#### [TASK ITEM]
Could every line of the data be copied out once more, exactly?

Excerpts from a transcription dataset
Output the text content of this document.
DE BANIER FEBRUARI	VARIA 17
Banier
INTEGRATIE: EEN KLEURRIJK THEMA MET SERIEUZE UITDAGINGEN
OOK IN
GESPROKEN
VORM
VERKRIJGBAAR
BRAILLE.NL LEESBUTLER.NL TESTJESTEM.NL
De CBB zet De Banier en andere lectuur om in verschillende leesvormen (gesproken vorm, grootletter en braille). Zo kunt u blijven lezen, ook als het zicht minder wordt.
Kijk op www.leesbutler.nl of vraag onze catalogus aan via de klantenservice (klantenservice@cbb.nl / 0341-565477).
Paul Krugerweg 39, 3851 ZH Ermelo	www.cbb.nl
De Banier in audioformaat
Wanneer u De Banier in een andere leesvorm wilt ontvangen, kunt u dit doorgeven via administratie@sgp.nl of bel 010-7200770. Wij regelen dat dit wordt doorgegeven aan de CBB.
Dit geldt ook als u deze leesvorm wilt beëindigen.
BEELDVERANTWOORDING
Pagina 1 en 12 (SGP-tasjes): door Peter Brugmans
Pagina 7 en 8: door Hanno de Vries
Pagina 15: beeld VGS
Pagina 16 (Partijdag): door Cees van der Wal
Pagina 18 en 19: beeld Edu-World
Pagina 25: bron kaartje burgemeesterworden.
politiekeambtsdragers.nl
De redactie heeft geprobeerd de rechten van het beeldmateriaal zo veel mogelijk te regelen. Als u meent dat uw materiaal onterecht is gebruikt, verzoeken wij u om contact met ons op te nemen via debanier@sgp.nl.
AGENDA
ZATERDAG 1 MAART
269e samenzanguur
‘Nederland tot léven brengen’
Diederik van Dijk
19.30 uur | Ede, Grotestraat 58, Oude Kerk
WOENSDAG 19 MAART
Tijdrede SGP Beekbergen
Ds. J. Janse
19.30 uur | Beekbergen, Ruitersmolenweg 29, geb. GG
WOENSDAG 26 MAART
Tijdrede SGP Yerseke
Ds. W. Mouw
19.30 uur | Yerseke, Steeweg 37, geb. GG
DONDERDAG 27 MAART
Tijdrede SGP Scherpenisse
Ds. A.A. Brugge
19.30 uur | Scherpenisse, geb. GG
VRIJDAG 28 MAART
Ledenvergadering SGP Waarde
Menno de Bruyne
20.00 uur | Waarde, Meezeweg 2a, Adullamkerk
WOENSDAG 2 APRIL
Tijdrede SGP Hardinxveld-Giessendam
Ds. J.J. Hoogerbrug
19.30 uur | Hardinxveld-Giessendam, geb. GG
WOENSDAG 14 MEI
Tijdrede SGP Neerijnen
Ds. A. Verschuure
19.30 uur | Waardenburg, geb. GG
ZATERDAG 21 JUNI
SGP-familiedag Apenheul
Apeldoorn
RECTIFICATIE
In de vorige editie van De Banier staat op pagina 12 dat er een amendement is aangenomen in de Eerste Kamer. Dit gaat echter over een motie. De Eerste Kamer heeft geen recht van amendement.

#### [WRITTEN RESPONSE]
Output the text content of this document.
DE BANIER FEBRUARI	VARIA 17
Banier
INTEGRATIE: EEN KLEURRIJK THEMA MET SERIEUZE UITDAGINGEN
OOK IN
GESPROKEN
VORM
VERKRIJGBAAR
BRAILLE.NL LEESBUTLER.NL TESTJESTEM.NL
De CBB zet De Banier en andere lectuur om in verschillende leesvormen (gesproken vorm, grootletter en braille). Zo kunt u blijven lezen, ook als het zicht minder wordt.
Kijk op www.leesbutler.nl of vraag onze catalogus aan via de klantenservice (klantenservice@cbb.nl / 0341-565477).
Paul Krugerweg 39, 3851 ZH Ermelo	www.cbb.nl
De Banier in audioformaat
Wanneer u De Banier in een andere leesvorm wilt ontvangen, kunt u dit doorgeven via administratie@sgp.nl of bel 010-7200770. Wij regelen dat dit wordt doorgegeven aan de CBB.
Dit geldt ook als u deze leesvorm wilt beëindigen.
BEELDVERANTWOORDING
Pagina 1 en 12 (SGP-tasjes): door Peter Brugmans
Pagina 7 en 8: door Hanno de Vries
Pagina 15: beeld VGS
Pagina 16 (Partijdag): door Cees van der Wal
Pagina 18 en 19: beeld Edu-World
Pagina 25: bron kaartje burgemeesterworden.
politiekeambtsdragers.nl
De redactie heeft geprobeerd de rechten van het beeldmateriaal zo veel mogelijk te regelen. Als u meent dat uw materiaal onterecht is gebruikt, verzoeken wij u om contact met ons op te nemen via debanier@sgp.nl.
AGENDA
ZATERDAG 1 MAART
269e samenzanguur
‘Nederland tot léven brengen’
Diederik van Dijk
19.30 uur | Ede, Grotestraat 58, Oude Kerk
WOENSDAG 19 MAART
Tijdrede SGP Beekbergen
Ds. J. Janse
19.30 uur | Beekbergen, Ruitersmolenweg 29, geb. GG
WOENSDAG 26 MAART
Tijdrede SGP Yerseke
Ds. W. Mouw
19.30 uur | Yerseke, Steeweg 37, geb. GG
DONDERDAG 27 MAART
Tijdrede SGP Scherpenisse
Ds. A.A. Brugge
19.30 uur | Scherpenisse, geb. GG
VRIJDAG 28 MAART
Ledenvergadering SGP Waarde
Menno de Bruyne
20.00 uur | Waarde, Meezeweg 2a, Adullamkerk
WOENSDAG 2 APRIL
Tijdrede SGP Hardinxveld-Giessendam
Ds. J.J. Hoogerbrug
19.30 uur | Hardinxveld-Giessendam, geb. GG
WOENSDAG 14 MEI
Tijdrede SGP Neerijnen
Ds. A. Verschuure
19.30 uur | Waardenburg, geb. GG
ZATERDAG 21 JUNI
SGP-familiedag Apenheul
Apeldoorn
RECTIFICATIE
In de vorige editie van De Banier staat op pagina 12 dat er een amendement is aangenomen in de Eerste Kamer. Dit gaat echter over een motie. De Eerste Kamer heeft geen recht van amendement.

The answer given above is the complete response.